### Excerpt to read:
········
Bharat Bond ETF- Safe long term tax efficient debt option
The Government of India has come out with the another tranche of its flagship Bharat Bond ETF. The new ETF is a 11-year product maturing in April 2033 and referred to as Bharat Bond ETF - April 2033.
The underlying index consists of AAA-rated public sector undertakings with an indicative yield of 7.5%, maturity date of April 18, 2033 and a modified duration of 6.66 years. The bond ETF will enjoy tax advantage in the form of indexation benefit similar to debt mutual funds (20% with indexation). While the actual tax implication depends on future inflation index, indicative after tax yield could be ~6.9%.
Bharat bond ETFs provide higher degree of certainty of returns (if held-to maturity) with a higher safety of capital as it invests in government owned AAA rated public sector bonds. With the current prevailing low interest rate regime, which is likely to continue, some allocation could be considered by investors looking to lock in safe and predictable returns and not concerned about intermittent interest rate volatility.
········
### Required tasks:
1 - Please duplicate the Bharat Bond ETF passage between "The underlying index" and "could be ~6.9%.", inclusive.
2 - Render this sentence from the Bharat Bond ETF passage in Spanish: "The bond ETF will enjoy tax advantage in the form of indexation benefit similar to debt mutual funds (20% with indexation)."
The listing that comes next is separate material, unrelated to the Bharat Bond ETF passage.
········
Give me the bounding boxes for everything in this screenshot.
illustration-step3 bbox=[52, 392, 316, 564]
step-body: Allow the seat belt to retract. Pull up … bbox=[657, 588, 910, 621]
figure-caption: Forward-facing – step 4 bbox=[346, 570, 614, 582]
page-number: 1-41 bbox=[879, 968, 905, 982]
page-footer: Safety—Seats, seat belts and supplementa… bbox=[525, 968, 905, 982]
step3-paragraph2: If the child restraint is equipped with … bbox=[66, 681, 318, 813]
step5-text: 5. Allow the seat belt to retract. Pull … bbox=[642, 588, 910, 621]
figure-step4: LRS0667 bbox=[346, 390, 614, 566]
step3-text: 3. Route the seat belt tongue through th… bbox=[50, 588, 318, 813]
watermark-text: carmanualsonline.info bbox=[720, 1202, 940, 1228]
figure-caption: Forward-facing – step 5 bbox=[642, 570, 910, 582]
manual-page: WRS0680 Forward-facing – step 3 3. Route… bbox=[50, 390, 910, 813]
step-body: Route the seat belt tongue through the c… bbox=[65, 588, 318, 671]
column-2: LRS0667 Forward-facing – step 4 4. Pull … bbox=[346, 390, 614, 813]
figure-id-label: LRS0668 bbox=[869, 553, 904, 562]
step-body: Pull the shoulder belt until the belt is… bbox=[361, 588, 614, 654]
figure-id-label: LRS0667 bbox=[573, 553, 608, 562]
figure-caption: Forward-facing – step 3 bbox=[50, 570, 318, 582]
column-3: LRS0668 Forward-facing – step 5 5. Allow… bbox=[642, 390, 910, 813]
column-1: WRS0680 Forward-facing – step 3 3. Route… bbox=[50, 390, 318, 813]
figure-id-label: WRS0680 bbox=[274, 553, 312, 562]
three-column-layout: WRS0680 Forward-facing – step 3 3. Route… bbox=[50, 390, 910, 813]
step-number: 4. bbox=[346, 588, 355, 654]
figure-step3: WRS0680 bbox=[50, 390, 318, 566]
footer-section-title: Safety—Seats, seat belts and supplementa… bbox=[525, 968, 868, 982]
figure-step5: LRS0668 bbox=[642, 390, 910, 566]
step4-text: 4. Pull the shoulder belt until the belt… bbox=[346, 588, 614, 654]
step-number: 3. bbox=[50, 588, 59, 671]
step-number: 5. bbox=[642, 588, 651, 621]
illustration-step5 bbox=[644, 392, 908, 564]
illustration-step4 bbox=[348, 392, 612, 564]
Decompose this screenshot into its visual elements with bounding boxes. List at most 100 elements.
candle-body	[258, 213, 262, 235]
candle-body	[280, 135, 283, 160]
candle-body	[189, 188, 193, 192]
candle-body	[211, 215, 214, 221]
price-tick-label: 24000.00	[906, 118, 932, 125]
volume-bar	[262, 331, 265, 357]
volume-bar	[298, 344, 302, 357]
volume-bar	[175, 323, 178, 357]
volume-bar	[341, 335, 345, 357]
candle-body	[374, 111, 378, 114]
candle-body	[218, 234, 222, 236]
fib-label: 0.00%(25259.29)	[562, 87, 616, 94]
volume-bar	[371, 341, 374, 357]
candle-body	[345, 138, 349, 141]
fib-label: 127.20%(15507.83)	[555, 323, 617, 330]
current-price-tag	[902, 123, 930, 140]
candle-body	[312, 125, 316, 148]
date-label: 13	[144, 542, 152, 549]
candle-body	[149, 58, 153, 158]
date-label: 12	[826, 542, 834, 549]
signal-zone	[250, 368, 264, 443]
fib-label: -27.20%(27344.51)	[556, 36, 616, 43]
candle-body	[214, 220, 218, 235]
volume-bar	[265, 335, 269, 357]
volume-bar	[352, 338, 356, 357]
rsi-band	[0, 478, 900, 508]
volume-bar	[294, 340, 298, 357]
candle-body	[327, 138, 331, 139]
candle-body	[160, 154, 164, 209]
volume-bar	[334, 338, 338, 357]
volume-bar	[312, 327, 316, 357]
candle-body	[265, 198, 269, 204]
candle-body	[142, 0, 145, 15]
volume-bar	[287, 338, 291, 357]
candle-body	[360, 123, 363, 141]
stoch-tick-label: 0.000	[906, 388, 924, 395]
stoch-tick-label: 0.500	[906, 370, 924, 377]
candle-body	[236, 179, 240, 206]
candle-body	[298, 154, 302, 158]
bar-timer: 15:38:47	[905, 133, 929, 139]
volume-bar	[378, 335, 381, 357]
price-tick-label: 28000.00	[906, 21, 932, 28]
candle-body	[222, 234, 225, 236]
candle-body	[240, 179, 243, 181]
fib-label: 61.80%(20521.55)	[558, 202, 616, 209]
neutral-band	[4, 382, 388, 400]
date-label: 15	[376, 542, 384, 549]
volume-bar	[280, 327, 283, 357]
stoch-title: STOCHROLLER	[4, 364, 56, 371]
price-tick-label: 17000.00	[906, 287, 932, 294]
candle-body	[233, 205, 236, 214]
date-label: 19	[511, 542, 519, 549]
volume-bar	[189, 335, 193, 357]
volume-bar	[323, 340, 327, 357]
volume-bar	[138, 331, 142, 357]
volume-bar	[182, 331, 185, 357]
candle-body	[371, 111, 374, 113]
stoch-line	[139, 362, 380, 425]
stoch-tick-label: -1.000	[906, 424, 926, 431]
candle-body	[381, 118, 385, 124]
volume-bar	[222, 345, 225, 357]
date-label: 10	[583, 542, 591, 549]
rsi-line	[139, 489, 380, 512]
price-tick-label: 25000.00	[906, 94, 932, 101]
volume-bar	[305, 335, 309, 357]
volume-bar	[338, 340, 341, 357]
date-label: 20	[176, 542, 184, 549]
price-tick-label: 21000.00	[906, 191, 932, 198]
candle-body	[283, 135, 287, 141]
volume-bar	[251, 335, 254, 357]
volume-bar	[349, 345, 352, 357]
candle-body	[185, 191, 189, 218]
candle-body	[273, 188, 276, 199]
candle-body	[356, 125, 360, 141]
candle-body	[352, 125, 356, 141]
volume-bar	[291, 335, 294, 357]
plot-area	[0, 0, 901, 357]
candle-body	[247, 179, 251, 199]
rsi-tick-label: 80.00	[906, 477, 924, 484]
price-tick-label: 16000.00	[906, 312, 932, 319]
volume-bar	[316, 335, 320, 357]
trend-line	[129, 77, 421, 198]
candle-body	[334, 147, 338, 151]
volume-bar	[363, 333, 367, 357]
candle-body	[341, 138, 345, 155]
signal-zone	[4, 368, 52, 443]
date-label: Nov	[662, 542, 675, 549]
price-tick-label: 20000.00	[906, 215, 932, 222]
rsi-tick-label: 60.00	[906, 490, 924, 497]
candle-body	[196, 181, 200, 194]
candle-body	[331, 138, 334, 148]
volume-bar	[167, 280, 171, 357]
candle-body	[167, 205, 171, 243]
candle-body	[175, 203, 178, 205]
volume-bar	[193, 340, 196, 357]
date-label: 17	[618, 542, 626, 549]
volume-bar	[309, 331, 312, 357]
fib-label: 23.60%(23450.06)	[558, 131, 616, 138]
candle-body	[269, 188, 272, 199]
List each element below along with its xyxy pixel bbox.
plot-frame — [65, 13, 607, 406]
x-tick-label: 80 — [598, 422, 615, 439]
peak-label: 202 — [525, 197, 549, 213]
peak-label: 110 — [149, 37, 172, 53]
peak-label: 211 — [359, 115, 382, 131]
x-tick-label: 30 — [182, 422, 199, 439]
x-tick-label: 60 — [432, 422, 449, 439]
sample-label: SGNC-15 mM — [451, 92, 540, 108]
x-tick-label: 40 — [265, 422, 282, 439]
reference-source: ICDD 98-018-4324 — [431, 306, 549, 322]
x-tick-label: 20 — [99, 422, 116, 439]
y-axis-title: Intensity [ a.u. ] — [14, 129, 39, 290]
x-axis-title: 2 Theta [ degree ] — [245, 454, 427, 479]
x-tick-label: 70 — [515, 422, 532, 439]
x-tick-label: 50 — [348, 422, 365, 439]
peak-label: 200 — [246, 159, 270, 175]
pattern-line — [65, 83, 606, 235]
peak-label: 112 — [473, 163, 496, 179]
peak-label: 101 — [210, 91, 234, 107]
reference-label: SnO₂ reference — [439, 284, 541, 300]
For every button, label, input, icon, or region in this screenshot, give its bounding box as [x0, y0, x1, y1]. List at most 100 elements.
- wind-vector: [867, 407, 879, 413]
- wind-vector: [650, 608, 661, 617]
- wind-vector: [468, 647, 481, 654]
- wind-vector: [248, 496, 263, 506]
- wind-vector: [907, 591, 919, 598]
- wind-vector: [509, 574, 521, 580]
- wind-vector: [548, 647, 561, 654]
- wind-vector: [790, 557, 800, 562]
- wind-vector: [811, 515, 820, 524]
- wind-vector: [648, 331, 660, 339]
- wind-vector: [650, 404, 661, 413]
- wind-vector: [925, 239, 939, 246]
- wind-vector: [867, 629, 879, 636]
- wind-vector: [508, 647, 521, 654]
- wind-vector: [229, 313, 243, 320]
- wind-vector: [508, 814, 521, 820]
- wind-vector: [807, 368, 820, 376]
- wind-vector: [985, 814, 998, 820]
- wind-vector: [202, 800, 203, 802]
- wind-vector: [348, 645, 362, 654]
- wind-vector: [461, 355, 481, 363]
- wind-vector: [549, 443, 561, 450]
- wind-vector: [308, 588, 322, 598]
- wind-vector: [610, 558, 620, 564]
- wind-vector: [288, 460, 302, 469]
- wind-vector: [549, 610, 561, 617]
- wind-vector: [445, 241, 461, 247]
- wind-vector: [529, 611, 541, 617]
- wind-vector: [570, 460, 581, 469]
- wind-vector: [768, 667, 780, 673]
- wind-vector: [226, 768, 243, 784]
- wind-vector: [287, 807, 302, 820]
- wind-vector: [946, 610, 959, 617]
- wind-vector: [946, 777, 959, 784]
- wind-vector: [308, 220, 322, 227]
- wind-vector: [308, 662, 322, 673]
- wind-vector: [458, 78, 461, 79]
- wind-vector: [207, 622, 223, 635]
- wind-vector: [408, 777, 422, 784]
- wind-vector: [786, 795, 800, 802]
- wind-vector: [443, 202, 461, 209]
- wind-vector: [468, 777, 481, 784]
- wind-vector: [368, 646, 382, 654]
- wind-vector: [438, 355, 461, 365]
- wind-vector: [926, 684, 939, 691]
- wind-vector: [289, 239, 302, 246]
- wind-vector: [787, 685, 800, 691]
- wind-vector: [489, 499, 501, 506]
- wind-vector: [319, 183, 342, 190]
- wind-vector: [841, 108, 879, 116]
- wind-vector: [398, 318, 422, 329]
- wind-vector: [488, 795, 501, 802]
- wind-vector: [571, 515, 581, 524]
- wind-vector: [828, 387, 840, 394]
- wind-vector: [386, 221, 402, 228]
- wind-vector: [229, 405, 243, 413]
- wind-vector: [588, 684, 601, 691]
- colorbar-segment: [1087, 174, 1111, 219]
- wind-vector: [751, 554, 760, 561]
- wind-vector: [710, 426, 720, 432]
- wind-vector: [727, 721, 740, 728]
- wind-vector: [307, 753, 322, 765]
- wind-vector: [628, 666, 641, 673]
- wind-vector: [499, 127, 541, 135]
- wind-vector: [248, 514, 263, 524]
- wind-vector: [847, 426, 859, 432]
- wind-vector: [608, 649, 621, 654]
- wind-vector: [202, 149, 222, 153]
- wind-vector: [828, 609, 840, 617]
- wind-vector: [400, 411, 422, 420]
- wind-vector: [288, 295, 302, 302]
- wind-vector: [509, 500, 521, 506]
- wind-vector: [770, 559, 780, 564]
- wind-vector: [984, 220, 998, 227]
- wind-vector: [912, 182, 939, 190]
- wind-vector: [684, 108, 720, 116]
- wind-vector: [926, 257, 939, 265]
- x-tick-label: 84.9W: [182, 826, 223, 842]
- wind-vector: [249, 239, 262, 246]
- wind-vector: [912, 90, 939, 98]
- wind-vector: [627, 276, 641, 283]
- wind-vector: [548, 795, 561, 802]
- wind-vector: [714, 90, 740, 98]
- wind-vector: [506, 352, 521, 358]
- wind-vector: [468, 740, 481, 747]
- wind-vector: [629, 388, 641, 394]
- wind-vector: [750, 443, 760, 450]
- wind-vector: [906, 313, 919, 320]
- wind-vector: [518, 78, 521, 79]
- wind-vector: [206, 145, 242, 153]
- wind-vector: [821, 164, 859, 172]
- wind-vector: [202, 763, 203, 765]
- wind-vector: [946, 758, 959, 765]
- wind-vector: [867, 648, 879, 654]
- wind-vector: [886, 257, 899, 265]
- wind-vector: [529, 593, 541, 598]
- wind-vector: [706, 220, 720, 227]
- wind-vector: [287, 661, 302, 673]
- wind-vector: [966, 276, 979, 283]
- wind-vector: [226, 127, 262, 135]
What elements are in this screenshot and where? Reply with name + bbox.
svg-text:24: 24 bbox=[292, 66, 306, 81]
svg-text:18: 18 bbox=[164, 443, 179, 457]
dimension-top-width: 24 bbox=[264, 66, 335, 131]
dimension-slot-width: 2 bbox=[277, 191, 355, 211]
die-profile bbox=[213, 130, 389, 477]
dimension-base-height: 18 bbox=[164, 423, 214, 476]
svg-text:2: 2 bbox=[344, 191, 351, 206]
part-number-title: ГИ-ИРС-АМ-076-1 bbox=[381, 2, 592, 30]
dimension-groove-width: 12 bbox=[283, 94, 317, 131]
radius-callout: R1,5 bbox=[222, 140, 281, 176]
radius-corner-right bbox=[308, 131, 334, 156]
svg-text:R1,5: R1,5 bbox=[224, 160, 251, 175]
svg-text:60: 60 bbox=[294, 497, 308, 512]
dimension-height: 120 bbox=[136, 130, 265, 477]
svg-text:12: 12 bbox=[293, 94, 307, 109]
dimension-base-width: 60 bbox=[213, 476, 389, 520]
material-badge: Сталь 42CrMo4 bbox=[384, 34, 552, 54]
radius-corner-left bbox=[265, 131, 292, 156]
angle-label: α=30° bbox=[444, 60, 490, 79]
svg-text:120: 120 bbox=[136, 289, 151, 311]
········
### Results in order:
1 -
The underlying index consists of AAA-rated public sector undertakings with an indicative yield of 7.5%, maturity date of April 18, 2033 and a modified duration of 6.66 years. The bond ETF will enjoy tax advantage in the form of indexation benefit similar to debt mutual funds (20% with indexation). While the actual tax implication depends on future inflation index, indicative after tax yield could be ~6.9%.

2 - El ETF de bonos gozará de una ventaja fiscal en forma de beneficio por indexación, similar a la de los fondos mutuos de deuda (20 % con indexación).